(Given task)
Set the listing down again in full, word for word, with the pictures left out.

[start of Stored data]

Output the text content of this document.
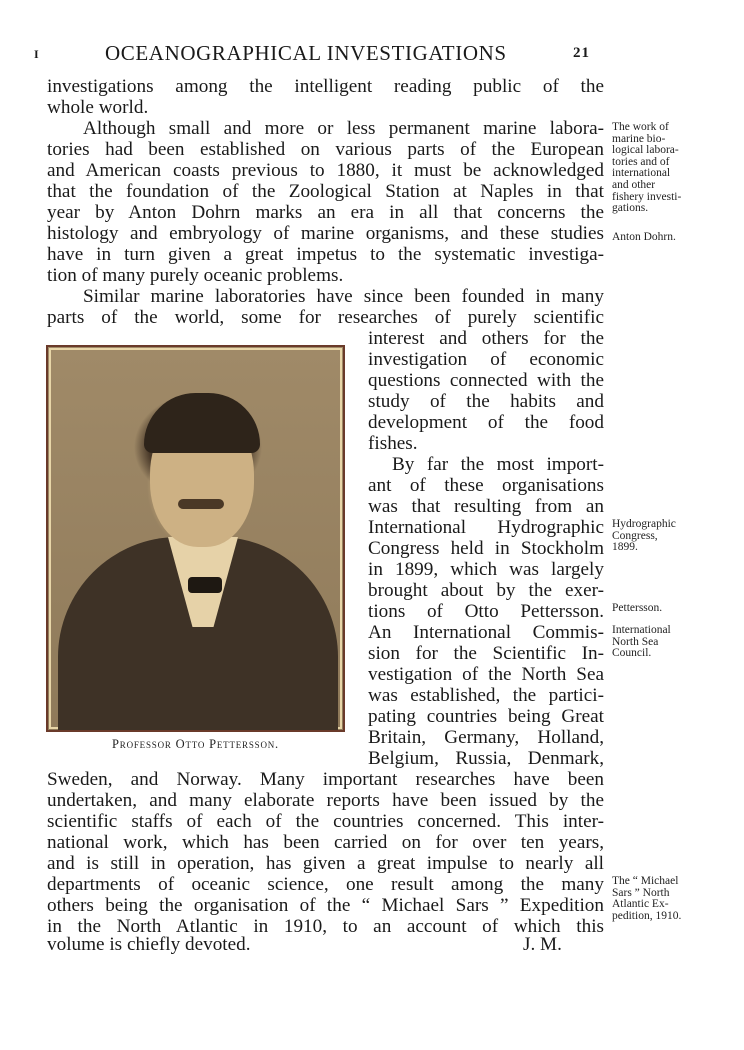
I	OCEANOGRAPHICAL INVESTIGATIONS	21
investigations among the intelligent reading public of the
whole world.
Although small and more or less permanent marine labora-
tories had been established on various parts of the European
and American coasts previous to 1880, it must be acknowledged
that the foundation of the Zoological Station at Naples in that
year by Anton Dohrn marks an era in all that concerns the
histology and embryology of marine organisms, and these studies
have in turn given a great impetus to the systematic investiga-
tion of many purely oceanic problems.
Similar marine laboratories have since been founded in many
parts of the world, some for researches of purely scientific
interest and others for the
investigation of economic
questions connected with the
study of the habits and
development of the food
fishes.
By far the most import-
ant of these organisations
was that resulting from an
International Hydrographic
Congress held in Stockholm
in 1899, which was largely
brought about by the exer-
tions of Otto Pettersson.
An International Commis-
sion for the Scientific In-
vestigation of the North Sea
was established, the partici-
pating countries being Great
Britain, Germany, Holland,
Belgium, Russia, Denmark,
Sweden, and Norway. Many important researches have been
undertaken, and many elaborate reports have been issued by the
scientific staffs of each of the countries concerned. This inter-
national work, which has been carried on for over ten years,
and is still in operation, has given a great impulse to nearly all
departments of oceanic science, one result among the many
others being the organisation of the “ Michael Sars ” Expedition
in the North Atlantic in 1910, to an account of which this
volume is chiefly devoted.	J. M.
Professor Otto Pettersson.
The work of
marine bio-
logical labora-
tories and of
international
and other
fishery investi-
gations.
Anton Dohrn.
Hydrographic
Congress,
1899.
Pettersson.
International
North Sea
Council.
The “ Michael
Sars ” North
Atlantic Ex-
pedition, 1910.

[end of Stored data]

(Result of this exercise)
Output the text content of this document.
I	OCEANOGRAPHICAL INVESTIGATIONS	21
investigations among the intelligent reading public of the
whole world.
Although small and more or less permanent marine labora-
tories had been established on various parts of the European
and American coasts previous to 1880, it must be acknowledged
that the foundation of the Zoological Station at Naples in that
year by Anton Dohrn marks an era in all that concerns the
histology and embryology of marine organisms, and these studies
have in turn given a great impetus to the systematic investiga-
tion of many purely oceanic problems.
Similar marine laboratories have since been founded in many
parts of the world, some for researches of purely scientific
interest and others for the
investigation of economic
questions connected with the
study of the habits and
development of the food
fishes.
By far the most import-
ant of these organisations
was that resulting from an
International Hydrographic
Congress held in Stockholm
in 1899, which was largely
brought about by the exer-
tions of Otto Pettersson.
An International Commis-
sion for the Scientific In-
vestigation of the North Sea
was established, the partici-
pating countries being Great
Britain, Germany, Holland,
Belgium, Russia, Denmark,
Sweden, and Norway. Many important researches have been
undertaken, and many elaborate reports have been issued by the
scientific staffs of each of the countries concerned. This inter-
national work, which has been carried on for over ten years,
and is still in operation, has given a great impulse to nearly all
departments of oceanic science, one result among the many
others being the organisation of the “ Michael Sars ” Expedition
in the North Atlantic in 1910, to an account of which this
volume is chiefly devoted.	J. M.
Professor Otto Pettersson.
The work of
marine bio-
logical labora-
tories and of
international
and other
fishery investi-
gations.
Anton Dohrn.
Hydrographic
Congress,
1899.
Pettersson.
International
North Sea
Council.
The “ Michael
Sars ” North
Atlantic Ex-
pedition, 1910.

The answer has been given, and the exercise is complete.